TASK GOAL: Search the listing below for "They". Copy each matching line.

+ + + + +

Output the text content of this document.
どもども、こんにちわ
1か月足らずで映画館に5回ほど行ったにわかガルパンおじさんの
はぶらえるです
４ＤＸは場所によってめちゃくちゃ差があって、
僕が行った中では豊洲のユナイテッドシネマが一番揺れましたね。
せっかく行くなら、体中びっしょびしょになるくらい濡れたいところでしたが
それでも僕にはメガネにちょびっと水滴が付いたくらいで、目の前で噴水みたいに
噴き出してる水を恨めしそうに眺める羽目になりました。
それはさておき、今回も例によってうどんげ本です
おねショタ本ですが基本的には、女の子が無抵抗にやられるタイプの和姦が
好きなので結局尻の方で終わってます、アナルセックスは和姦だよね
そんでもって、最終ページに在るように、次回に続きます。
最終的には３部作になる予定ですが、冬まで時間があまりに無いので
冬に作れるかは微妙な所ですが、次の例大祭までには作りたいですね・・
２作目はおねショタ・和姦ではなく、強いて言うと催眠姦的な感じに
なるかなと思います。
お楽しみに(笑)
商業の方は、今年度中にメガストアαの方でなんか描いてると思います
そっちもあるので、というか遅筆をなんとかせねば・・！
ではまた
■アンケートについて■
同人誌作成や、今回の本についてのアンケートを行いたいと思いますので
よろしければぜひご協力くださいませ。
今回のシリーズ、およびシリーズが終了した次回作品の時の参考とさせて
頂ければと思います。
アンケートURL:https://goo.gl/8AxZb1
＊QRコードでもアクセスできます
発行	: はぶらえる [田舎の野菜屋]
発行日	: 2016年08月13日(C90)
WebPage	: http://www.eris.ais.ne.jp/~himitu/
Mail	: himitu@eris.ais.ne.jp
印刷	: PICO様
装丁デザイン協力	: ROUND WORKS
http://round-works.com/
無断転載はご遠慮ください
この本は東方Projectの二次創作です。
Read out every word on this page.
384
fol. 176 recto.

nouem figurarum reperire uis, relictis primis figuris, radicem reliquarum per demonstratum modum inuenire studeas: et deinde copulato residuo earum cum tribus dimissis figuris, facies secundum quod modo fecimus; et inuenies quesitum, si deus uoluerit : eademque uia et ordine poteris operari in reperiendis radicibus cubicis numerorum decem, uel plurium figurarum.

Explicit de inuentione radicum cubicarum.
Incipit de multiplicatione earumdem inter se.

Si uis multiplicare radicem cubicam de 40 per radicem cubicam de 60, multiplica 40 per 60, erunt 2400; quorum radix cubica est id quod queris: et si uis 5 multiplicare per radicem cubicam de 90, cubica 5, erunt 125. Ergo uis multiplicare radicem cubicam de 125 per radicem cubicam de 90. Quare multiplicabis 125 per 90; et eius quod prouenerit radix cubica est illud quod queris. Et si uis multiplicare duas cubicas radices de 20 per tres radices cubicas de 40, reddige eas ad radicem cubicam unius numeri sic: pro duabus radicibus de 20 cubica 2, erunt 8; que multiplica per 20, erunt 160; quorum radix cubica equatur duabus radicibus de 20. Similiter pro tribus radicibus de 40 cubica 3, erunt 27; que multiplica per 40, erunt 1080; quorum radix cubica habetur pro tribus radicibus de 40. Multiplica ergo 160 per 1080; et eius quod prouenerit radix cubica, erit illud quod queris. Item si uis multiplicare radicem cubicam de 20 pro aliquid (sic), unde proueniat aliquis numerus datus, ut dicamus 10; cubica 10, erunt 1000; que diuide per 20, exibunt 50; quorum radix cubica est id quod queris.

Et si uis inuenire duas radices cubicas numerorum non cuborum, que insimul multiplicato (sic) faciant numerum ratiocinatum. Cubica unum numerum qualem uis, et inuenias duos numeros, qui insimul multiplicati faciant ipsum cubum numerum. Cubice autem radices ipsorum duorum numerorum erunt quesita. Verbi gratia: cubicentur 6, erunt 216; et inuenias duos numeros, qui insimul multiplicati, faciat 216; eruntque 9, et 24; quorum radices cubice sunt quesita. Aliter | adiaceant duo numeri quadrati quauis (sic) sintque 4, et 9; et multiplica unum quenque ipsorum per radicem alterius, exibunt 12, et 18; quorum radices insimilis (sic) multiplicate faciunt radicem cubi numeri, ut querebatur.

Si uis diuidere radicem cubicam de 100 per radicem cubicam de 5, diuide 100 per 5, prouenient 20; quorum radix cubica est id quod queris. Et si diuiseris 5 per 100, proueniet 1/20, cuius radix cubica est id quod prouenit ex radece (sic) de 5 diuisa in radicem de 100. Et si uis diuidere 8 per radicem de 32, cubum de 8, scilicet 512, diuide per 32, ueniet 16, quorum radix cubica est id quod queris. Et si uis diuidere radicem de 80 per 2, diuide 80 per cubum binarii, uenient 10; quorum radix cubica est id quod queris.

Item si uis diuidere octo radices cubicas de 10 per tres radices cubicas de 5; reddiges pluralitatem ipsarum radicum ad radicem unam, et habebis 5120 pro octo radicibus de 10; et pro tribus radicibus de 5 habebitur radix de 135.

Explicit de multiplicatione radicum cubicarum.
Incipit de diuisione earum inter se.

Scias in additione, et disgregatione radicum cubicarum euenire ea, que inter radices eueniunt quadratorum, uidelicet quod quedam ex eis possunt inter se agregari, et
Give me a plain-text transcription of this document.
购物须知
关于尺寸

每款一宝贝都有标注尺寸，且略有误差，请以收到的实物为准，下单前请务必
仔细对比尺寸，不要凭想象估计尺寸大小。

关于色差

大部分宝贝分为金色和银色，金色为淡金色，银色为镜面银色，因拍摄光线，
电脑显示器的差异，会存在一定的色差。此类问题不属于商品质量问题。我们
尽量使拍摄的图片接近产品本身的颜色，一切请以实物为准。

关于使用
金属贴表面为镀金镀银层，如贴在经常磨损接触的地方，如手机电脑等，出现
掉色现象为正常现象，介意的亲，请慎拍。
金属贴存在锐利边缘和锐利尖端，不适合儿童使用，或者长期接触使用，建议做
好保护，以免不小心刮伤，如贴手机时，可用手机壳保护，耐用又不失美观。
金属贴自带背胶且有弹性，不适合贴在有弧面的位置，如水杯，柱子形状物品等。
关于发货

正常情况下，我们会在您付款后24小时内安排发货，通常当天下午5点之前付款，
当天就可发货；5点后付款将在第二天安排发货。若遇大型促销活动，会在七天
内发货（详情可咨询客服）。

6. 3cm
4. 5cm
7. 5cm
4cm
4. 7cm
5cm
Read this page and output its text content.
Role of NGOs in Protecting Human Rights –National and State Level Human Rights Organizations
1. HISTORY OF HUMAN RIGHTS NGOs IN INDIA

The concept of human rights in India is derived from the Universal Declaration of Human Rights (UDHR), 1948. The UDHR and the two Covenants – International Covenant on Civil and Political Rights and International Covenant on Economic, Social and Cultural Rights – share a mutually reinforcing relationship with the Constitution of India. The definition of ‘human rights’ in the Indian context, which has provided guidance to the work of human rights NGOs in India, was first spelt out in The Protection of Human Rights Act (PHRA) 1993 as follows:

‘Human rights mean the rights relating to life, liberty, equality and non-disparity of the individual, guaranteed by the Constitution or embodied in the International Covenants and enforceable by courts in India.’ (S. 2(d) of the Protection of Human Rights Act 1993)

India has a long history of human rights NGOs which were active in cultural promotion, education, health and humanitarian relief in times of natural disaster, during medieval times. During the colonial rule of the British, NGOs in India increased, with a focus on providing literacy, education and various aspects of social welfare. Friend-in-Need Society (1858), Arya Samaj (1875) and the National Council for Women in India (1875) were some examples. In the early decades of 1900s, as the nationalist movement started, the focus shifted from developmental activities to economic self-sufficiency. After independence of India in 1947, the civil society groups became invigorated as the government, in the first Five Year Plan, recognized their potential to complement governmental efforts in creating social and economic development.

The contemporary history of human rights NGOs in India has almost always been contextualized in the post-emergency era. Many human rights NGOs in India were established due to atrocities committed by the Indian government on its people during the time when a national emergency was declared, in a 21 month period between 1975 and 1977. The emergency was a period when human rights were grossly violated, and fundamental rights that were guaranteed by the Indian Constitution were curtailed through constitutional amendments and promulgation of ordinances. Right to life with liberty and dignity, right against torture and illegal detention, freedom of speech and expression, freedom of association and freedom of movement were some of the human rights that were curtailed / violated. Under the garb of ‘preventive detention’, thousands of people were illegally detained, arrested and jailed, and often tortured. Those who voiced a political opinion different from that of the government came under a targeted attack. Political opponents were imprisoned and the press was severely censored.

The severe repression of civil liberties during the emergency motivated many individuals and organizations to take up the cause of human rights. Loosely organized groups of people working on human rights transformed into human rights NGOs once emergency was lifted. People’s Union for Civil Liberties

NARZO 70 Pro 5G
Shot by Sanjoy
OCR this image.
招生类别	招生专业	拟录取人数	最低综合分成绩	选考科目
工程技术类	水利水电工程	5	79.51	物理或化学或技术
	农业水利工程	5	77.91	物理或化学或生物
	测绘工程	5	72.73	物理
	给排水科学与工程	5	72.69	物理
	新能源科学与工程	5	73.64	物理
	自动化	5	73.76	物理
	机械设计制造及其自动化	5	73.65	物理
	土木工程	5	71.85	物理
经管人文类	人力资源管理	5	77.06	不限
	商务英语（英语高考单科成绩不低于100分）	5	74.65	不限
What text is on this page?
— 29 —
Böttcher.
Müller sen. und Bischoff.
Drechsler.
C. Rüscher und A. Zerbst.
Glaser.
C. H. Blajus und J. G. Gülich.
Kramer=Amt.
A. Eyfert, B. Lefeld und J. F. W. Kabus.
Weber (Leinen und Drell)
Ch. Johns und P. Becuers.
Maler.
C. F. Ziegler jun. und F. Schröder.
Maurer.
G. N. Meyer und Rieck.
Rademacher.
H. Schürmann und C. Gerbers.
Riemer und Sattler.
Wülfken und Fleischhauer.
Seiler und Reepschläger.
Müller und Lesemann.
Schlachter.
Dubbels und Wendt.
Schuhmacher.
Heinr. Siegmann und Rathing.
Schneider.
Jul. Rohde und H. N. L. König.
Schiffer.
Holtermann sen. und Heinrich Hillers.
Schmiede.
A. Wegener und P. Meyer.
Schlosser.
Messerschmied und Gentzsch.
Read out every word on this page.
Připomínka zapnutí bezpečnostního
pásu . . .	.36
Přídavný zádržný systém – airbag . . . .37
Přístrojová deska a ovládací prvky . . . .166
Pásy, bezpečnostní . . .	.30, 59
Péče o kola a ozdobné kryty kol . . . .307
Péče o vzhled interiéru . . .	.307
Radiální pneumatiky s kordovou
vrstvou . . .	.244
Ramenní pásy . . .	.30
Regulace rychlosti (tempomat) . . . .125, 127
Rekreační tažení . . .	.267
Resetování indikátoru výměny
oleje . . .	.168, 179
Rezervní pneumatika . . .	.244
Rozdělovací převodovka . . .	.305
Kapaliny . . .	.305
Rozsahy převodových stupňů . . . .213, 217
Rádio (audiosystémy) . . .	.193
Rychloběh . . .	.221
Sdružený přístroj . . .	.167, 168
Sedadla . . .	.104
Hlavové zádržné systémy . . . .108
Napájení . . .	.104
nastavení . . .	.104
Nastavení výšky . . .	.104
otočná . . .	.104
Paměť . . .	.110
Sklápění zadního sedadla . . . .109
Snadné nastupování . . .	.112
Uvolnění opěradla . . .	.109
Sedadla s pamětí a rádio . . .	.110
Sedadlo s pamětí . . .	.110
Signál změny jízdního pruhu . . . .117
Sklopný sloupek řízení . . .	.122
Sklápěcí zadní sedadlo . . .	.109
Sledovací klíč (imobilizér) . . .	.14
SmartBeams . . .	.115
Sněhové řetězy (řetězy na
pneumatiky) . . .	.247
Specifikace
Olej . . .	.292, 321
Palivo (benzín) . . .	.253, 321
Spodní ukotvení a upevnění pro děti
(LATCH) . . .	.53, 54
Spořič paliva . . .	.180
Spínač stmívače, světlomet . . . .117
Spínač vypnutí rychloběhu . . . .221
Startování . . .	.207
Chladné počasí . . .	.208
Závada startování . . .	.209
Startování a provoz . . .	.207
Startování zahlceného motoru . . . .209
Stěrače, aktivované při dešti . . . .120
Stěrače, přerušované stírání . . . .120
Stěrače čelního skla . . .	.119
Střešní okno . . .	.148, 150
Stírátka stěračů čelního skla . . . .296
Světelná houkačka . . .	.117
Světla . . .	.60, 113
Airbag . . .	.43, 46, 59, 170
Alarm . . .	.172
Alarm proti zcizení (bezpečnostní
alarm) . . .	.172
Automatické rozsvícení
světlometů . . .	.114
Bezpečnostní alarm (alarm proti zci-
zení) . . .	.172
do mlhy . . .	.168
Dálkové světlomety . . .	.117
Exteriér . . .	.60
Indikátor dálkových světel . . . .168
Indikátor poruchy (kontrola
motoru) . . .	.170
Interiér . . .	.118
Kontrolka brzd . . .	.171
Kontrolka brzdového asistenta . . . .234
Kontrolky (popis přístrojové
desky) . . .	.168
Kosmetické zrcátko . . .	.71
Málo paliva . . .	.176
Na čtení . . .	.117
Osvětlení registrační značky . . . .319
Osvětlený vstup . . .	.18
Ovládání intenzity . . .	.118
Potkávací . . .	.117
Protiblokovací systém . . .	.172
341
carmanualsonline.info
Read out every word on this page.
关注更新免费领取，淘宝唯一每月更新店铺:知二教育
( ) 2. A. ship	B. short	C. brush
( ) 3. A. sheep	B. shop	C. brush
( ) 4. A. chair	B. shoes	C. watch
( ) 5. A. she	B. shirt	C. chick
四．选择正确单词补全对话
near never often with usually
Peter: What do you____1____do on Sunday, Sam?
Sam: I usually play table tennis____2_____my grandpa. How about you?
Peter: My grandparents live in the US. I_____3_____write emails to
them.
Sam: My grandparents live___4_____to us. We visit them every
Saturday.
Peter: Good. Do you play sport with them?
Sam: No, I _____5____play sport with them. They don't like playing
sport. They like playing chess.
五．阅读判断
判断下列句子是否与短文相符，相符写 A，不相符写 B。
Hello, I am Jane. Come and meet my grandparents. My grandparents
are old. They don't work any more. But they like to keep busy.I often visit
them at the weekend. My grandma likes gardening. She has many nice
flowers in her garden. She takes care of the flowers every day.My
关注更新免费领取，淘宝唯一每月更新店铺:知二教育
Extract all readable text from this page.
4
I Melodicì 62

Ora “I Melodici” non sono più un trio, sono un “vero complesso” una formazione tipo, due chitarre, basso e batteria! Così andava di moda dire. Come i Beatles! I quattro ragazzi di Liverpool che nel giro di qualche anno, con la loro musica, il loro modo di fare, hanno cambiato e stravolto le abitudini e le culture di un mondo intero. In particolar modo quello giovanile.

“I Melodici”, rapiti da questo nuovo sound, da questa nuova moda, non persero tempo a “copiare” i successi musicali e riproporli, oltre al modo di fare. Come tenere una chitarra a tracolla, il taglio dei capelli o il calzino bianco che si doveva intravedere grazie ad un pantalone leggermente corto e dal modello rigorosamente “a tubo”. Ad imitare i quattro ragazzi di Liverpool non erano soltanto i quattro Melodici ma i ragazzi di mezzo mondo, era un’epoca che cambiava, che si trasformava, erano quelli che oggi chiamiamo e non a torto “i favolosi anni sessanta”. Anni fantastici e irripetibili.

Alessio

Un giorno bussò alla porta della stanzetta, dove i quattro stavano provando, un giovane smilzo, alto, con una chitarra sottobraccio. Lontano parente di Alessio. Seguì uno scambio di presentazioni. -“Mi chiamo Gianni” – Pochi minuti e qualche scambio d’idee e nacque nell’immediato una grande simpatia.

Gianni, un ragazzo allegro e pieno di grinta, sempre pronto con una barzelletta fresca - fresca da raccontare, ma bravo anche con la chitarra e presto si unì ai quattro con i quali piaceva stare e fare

+ + + + +

WRITTEN ANSWER:
Sam: No, I _____5____play sport with them. They don't like playing
sport. They like playing chess.
are old. They don't work any more. But they like to keep busy.I often visit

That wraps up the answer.